◆ REQUIREMENT ◆
Locate each line with the string "this" in the listing below and copy it.

◆ TASK INPUTS ◆

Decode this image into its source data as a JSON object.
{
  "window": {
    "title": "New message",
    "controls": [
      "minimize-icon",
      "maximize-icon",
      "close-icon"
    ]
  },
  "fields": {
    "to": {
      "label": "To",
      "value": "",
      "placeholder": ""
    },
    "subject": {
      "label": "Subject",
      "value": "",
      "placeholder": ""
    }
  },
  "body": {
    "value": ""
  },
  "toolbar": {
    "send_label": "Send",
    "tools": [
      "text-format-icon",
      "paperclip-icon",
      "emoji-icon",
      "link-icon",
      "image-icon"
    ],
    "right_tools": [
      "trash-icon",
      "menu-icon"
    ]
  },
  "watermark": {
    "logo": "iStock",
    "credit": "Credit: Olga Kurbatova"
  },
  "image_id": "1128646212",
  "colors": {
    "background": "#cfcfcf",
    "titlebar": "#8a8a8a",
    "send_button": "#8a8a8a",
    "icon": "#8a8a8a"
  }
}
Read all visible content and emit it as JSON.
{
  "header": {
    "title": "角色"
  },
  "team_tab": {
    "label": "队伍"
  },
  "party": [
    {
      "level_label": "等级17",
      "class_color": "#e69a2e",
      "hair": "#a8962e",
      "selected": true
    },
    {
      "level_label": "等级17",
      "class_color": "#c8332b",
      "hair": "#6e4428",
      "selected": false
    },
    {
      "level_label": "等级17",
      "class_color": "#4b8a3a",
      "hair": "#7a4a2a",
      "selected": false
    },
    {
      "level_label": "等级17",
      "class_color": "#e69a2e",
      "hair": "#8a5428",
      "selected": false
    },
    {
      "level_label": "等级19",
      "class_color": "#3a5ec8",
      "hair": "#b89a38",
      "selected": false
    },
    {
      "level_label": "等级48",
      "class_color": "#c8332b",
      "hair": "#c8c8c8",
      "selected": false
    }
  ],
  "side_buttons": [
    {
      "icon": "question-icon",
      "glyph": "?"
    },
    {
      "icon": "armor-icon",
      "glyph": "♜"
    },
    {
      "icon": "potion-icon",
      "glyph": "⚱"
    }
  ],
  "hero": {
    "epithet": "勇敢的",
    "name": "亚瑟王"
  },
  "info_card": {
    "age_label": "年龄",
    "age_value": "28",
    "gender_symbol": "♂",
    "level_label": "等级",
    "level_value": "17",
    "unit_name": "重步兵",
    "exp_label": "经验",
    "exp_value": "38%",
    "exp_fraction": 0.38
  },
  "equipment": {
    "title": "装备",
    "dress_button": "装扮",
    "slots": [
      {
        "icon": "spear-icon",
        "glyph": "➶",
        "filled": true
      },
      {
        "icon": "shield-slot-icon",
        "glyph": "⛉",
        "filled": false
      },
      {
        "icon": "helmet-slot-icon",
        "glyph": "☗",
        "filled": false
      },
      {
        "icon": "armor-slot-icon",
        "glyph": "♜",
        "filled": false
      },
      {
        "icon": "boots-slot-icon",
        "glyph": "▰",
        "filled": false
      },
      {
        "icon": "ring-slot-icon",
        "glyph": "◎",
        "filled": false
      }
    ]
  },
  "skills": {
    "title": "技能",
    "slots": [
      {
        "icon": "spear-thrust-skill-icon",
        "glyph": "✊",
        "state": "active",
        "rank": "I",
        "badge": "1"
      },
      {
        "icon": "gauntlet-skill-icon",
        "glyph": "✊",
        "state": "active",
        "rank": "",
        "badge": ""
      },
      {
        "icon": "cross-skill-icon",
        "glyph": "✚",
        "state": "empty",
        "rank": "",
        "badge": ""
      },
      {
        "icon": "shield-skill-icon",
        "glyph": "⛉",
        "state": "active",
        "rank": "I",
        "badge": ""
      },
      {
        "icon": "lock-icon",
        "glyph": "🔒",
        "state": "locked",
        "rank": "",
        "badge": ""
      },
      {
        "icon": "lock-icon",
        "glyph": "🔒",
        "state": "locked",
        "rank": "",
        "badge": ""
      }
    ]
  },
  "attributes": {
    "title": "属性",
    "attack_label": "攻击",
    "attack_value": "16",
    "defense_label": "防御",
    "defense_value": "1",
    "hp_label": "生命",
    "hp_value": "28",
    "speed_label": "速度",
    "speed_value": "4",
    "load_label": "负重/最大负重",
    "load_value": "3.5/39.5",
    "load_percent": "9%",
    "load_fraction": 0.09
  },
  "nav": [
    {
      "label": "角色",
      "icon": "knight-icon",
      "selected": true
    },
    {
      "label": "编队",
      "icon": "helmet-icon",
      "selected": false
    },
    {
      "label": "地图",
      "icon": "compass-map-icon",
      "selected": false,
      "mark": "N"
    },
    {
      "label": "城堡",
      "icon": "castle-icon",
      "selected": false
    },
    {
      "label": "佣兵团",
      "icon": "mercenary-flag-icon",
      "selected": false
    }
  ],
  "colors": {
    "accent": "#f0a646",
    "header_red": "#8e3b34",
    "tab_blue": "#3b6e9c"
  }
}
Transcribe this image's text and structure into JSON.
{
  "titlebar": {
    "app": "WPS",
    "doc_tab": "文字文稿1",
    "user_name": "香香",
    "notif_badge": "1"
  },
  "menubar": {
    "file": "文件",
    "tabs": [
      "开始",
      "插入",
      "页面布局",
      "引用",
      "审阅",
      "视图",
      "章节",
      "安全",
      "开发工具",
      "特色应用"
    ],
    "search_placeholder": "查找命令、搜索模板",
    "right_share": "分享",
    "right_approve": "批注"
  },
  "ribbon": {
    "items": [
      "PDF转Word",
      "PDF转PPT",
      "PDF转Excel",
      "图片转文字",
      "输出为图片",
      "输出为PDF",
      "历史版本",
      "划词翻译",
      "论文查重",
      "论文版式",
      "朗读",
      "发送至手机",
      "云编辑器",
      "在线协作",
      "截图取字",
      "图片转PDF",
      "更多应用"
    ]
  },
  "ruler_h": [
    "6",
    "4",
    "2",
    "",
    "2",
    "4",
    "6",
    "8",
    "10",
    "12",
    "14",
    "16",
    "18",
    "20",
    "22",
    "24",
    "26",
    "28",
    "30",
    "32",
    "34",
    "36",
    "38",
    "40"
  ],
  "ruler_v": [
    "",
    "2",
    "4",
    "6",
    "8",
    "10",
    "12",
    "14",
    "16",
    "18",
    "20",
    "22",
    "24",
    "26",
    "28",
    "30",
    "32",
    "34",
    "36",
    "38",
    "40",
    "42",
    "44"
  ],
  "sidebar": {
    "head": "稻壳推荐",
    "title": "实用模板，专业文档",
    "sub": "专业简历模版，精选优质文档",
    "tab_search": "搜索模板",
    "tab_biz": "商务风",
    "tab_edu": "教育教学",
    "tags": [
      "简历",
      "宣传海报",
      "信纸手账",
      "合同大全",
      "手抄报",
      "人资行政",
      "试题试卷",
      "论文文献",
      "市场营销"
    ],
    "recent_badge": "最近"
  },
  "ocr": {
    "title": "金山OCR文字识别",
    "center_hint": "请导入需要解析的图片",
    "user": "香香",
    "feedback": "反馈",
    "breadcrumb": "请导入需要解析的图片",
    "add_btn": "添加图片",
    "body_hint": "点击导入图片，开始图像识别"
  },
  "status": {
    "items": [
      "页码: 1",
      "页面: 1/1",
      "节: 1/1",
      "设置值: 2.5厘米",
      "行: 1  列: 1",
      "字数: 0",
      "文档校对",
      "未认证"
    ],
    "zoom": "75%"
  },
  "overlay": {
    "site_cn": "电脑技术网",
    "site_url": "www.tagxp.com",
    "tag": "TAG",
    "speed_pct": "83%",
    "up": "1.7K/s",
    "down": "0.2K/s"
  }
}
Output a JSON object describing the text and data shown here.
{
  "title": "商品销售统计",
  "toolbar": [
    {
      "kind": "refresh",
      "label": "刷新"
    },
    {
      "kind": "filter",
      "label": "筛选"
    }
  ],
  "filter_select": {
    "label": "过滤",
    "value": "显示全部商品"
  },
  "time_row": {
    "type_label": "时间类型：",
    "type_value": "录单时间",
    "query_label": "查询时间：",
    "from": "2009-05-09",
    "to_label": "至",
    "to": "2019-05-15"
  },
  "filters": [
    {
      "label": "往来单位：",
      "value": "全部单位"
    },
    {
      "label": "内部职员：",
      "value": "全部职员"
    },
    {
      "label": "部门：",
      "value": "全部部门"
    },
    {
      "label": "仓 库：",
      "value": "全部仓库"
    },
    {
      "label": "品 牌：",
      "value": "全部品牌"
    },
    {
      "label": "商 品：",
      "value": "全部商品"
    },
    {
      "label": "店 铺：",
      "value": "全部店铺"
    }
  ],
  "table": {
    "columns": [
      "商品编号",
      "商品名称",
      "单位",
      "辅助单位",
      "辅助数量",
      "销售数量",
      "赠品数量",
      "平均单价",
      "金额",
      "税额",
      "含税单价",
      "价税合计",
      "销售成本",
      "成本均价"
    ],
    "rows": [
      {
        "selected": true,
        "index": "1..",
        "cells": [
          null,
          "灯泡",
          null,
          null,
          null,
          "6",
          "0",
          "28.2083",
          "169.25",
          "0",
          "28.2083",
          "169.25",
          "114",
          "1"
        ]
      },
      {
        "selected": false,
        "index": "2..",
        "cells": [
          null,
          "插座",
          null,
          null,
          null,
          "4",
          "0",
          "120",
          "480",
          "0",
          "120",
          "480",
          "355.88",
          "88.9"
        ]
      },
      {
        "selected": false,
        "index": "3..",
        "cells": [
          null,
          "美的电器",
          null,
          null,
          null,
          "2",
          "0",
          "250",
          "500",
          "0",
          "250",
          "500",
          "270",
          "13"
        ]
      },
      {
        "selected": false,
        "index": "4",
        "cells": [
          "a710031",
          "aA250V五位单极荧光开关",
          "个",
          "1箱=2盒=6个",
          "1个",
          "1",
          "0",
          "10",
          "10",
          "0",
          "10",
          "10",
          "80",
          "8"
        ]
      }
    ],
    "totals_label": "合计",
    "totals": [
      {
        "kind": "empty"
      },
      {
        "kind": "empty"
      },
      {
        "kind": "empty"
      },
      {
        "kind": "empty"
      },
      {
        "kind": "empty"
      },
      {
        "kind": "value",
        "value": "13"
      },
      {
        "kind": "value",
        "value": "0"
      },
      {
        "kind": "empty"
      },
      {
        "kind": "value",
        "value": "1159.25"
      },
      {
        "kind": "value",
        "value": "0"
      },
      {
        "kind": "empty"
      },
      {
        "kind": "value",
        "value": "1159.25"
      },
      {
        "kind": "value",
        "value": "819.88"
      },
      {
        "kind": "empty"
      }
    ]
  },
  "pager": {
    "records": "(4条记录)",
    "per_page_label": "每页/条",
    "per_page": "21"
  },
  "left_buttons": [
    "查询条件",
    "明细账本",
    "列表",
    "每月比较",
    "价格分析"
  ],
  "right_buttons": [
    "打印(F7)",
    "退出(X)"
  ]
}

◆ FINAL RESULT ◆
Decode this image into its source data as a JSON object.
Transcribe this image's text and structure into JSON.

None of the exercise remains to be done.